* **Stored data**:
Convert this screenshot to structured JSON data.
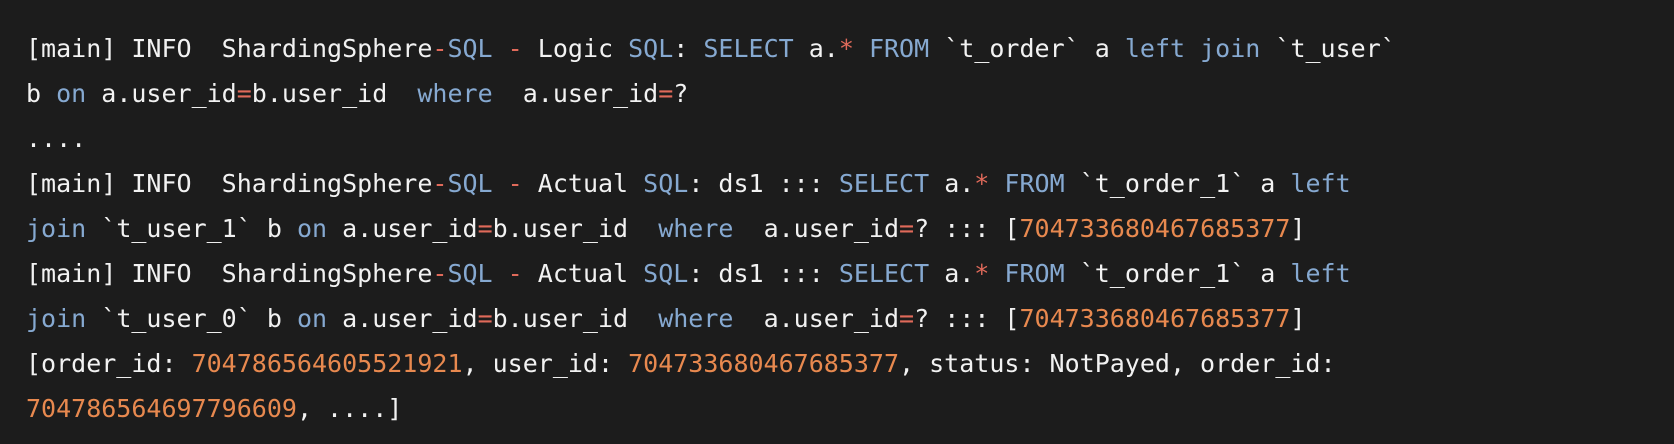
{
  "colors": {
    "background": "#1c1c1c",
    "default": "#f2f2f2",
    "keyword": "#86a9d1",
    "operator": "#e06a5a",
    "number": "#e8894f"
  },
  "code_lines": [
    [
      {
        "t": "[main] INFO  ShardingSphere",
        "c": "default"
      },
      {
        "t": "-",
        "c": "operator"
      },
      {
        "t": "SQL",
        "c": "keyword"
      },
      {
        "t": " ",
        "c": "default"
      },
      {
        "t": "-",
        "c": "operator"
      },
      {
        "t": " Logic ",
        "c": "default"
      },
      {
        "t": "SQL",
        "c": "keyword"
      },
      {
        "t": ": ",
        "c": "default"
      },
      {
        "t": "SELECT",
        "c": "keyword"
      },
      {
        "t": " a.",
        "c": "default"
      },
      {
        "t": "*",
        "c": "operator"
      },
      {
        "t": " ",
        "c": "default"
      },
      {
        "t": "FROM",
        "c": "keyword"
      },
      {
        "t": " `t_order` a ",
        "c": "default"
      },
      {
        "t": "left",
        "c": "keyword"
      },
      {
        "t": " ",
        "c": "default"
      },
      {
        "t": "join",
        "c": "keyword"
      },
      {
        "t": " `t_user`",
        "c": "default"
      }
    ],
    [
      {
        "t": "b ",
        "c": "default"
      },
      {
        "t": "on",
        "c": "keyword"
      },
      {
        "t": " a.user_id",
        "c": "default"
      },
      {
        "t": "=",
        "c": "operator"
      },
      {
        "t": "b.user_id  ",
        "c": "default"
      },
      {
        "t": "where",
        "c": "keyword"
      },
      {
        "t": "  a.user_id",
        "c": "default"
      },
      {
        "t": "=",
        "c": "operator"
      },
      {
        "t": "?",
        "c": "default"
      }
    ],
    [
      {
        "t": "....",
        "c": "default"
      }
    ],
    [
      {
        "t": "[main] INFO  ShardingSphere",
        "c": "default"
      },
      {
        "t": "-",
        "c": "operator"
      },
      {
        "t": "SQL",
        "c": "keyword"
      },
      {
        "t": " ",
        "c": "default"
      },
      {
        "t": "-",
        "c": "operator"
      },
      {
        "t": " Actual ",
        "c": "default"
      },
      {
        "t": "SQL",
        "c": "keyword"
      },
      {
        "t": ": ds1 ::: ",
        "c": "default"
      },
      {
        "t": "SELECT",
        "c": "keyword"
      },
      {
        "t": " a.",
        "c": "default"
      },
      {
        "t": "*",
        "c": "operator"
      },
      {
        "t": " ",
        "c": "default"
      },
      {
        "t": "FROM",
        "c": "keyword"
      },
      {
        "t": " `t_order_1` a ",
        "c": "default"
      },
      {
        "t": "left",
        "c": "keyword"
      }
    ],
    [
      {
        "t": "join",
        "c": "keyword"
      },
      {
        "t": " `t_user_1` b ",
        "c": "default"
      },
      {
        "t": "on",
        "c": "keyword"
      },
      {
        "t": " a.user_id",
        "c": "default"
      },
      {
        "t": "=",
        "c": "operator"
      },
      {
        "t": "b.user_id  ",
        "c": "default"
      },
      {
        "t": "where",
        "c": "keyword"
      },
      {
        "t": "  a.user_id",
        "c": "default"
      },
      {
        "t": "=",
        "c": "operator"
      },
      {
        "t": "? ::: [",
        "c": "default"
      },
      {
        "t": "704733680467685377",
        "c": "number"
      },
      {
        "t": "]",
        "c": "default"
      }
    ],
    [
      {
        "t": "[main] INFO  ShardingSphere",
        "c": "default"
      },
      {
        "t": "-",
        "c": "operator"
      },
      {
        "t": "SQL",
        "c": "keyword"
      },
      {
        "t": " ",
        "c": "default"
      },
      {
        "t": "-",
        "c": "operator"
      },
      {
        "t": " Actual ",
        "c": "default"
      },
      {
        "t": "SQL",
        "c": "keyword"
      },
      {
        "t": ": ds1 ::: ",
        "c": "default"
      },
      {
        "t": "SELECT",
        "c": "keyword"
      },
      {
        "t": " a.",
        "c": "default"
      },
      {
        "t": "*",
        "c": "operator"
      },
      {
        "t": " ",
        "c": "default"
      },
      {
        "t": "FROM",
        "c": "keyword"
      },
      {
        "t": " `t_order_1` a ",
        "c": "default"
      },
      {
        "t": "left",
        "c": "keyword"
      }
    ],
    [
      {
        "t": "join",
        "c": "keyword"
      },
      {
        "t": " `t_user_0` b ",
        "c": "default"
      },
      {
        "t": "on",
        "c": "keyword"
      },
      {
        "t": " a.user_id",
        "c": "default"
      },
      {
        "t": "=",
        "c": "operator"
      },
      {
        "t": "b.user_id  ",
        "c": "default"
      },
      {
        "t": "where",
        "c": "keyword"
      },
      {
        "t": "  a.user_id",
        "c": "default"
      },
      {
        "t": "=",
        "c": "operator"
      },
      {
        "t": "? ::: [",
        "c": "default"
      },
      {
        "t": "704733680467685377",
        "c": "number"
      },
      {
        "t": "]",
        "c": "default"
      }
    ],
    [
      {
        "t": "[order_id: ",
        "c": "default"
      },
      {
        "t": "704786564605521921",
        "c": "number"
      },
      {
        "t": ", user_id: ",
        "c": "default"
      },
      {
        "t": "704733680467685377",
        "c": "number"
      },
      {
        "t": ", status: NotPayed, order_id:",
        "c": "default"
      }
    ],
    [
      {
        "t": "704786564697796609",
        "c": "number"
      },
      {
        "t": ", ....]",
        "c": "default"
      }
    ]
  ]
}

* **Brief**: Write out the entries again, exactly as given, skipping any images.

* **Exercise solution**:
Convert this screenshot to structured JSON data.
{
  "colors": {
    "background": "#1c1c1c",
    "default": "#f2f2f2",
    "keyword": "#86a9d1",
    "operator": "#e06a5a",
    "number": "#e8894f"
  },
  "code_lines": [
    [
      {
        "t": "[main] INFO  ShardingSphere",
        "c": "default"
      },
      {
        "t": "-",
        "c": "operator"
      },
      {
        "t": "SQL",
        "c": "keyword"
      },
      {
        "t": " ",
        "c": "default"
      },
      {
        "t": "-",
        "c": "operator"
      },
      {
        "t": " Logic ",
        "c": "default"
      },
      {
        "t": "SQL",
        "c": "keyword"
      },
      {
        "t": ": ",
        "c": "default"
      },
      {
        "t": "SELECT",
        "c": "keyword"
      },
      {
        "t": " a.",
        "c": "default"
      },
      {
        "t": "*",
        "c": "operator"
      },
      {
        "t": " ",
        "c": "default"
      },
      {
        "t": "FROM",
        "c": "keyword"
      },
      {
        "t": " `t_order` a ",
        "c": "default"
      },
      {
        "t": "left",
        "c": "keyword"
      },
      {
        "t": " ",
        "c": "default"
      },
      {
        "t": "join",
        "c": "keyword"
      },
      {
        "t": " `t_user`",
        "c": "default"
      }
    ],
    [
      {
        "t": "b ",
        "c": "default"
      },
      {
        "t": "on",
        "c": "keyword"
      },
      {
        "t": " a.user_id",
        "c": "default"
      },
      {
        "t": "=",
        "c": "operator"
      },
      {
        "t": "b.user_id  ",
        "c": "default"
      },
      {
        "t": "where",
        "c": "keyword"
      },
      {
        "t": "  a.user_id",
        "c": "default"
      },
      {
        "t": "=",
        "c": "operator"
      },
      {
        "t": "?",
        "c": "default"
      }
    ],
    [
      {
        "t": "....",
        "c": "default"
      }
    ],
    [
      {
        "t": "[main] INFO  ShardingSphere",
        "c": "default"
      },
      {
        "t": "-",
        "c": "operator"
      },
      {
        "t": "SQL",
        "c": "keyword"
      },
      {
        "t": " ",
        "c": "default"
      },
      {
        "t": "-",
        "c": "operator"
      },
      {
        "t": " Actual ",
        "c": "default"
      },
      {
        "t": "SQL",
        "c": "keyword"
      },
      {
        "t": ": ds1 ::: ",
        "c": "default"
      },
      {
        "t": "SELECT",
        "c": "keyword"
      },
      {
        "t": " a.",
        "c": "default"
      },
      {
        "t": "*",
        "c": "operator"
      },
      {
        "t": " ",
        "c": "default"
      },
      {
        "t": "FROM",
        "c": "keyword"
      },
      {
        "t": " `t_order_1` a ",
        "c": "default"
      },
      {
        "t": "left",
        "c": "keyword"
      }
    ],
    [
      {
        "t": "join",
        "c": "keyword"
      },
      {
        "t": " `t_user_1` b ",
        "c": "default"
      },
      {
        "t": "on",
        "c": "keyword"
      },
      {
        "t": " a.user_id",
        "c": "default"
      },
      {
        "t": "=",
        "c": "operator"
      },
      {
        "t": "b.user_id  ",
        "c": "default"
      },
      {
        "t": "where",
        "c": "keyword"
      },
      {
        "t": "  a.user_id",
        "c": "default"
      },
      {
        "t": "=",
        "c": "operator"
      },
      {
        "t": "? ::: [",
        "c": "default"
      },
      {
        "t": "704733680467685377",
        "c": "number"
      },
      {
        "t": "]",
        "c": "default"
      }
    ],
    [
      {
        "t": "[main] INFO  ShardingSphere",
        "c": "default"
      },
      {
        "t": "-",
        "c": "operator"
      },
      {
        "t": "SQL",
        "c": "keyword"
      },
      {
        "t": " ",
        "c": "default"
      },
      {
        "t": "-",
        "c": "operator"
      },
      {
        "t": " Actual ",
        "c": "default"
      },
      {
        "t": "SQL",
        "c": "keyword"
      },
      {
        "t": ": ds1 ::: ",
        "c": "default"
      },
      {
        "t": "SELECT",
        "c": "keyword"
      },
      {
        "t": " a.",
        "c": "default"
      },
      {
        "t": "*",
        "c": "operator"
      },
      {
        "t": " ",
        "c": "default"
      },
      {
        "t": "FROM",
        "c": "keyword"
      },
      {
        "t": " `t_order_1` a ",
        "c": "default"
      },
      {
        "t": "left",
        "c": "keyword"
      }
    ],
    [
      {
        "t": "join",
        "c": "keyword"
      },
      {
        "t": " `t_user_0` b ",
        "c": "default"
      },
      {
        "t": "on",
        "c": "keyword"
      },
      {
        "t": " a.user_id",
        "c": "default"
      },
      {
        "t": "=",
        "c": "operator"
      },
      {
        "t": "b.user_id  ",
        "c": "default"
      },
      {
        "t": "where",
        "c": "keyword"
      },
      {
        "t": "  a.user_id",
        "c": "default"
      },
      {
        "t": "=",
        "c": "operator"
      },
      {
        "t": "? ::: [",
        "c": "default"
      },
      {
        "t": "704733680467685377",
        "c": "number"
      },
      {
        "t": "]",
        "c": "default"
      }
    ],
    [
      {
        "t": "[order_id: ",
        "c": "default"
      },
      {
        "t": "704786564605521921",
        "c": "number"
      },
      {
        "t": ", user_id: ",
        "c": "default"
      },
      {
        "t": "704733680467685377",
        "c": "number"
      },
      {
        "t": ", status: NotPayed, order_id:",
        "c": "default"
      }
    ],
    [
      {
        "t": "704786564697796609",
        "c": "number"
      },
      {
        "t": ", ....]",
        "c": "default"
      }
    ]
  ]
}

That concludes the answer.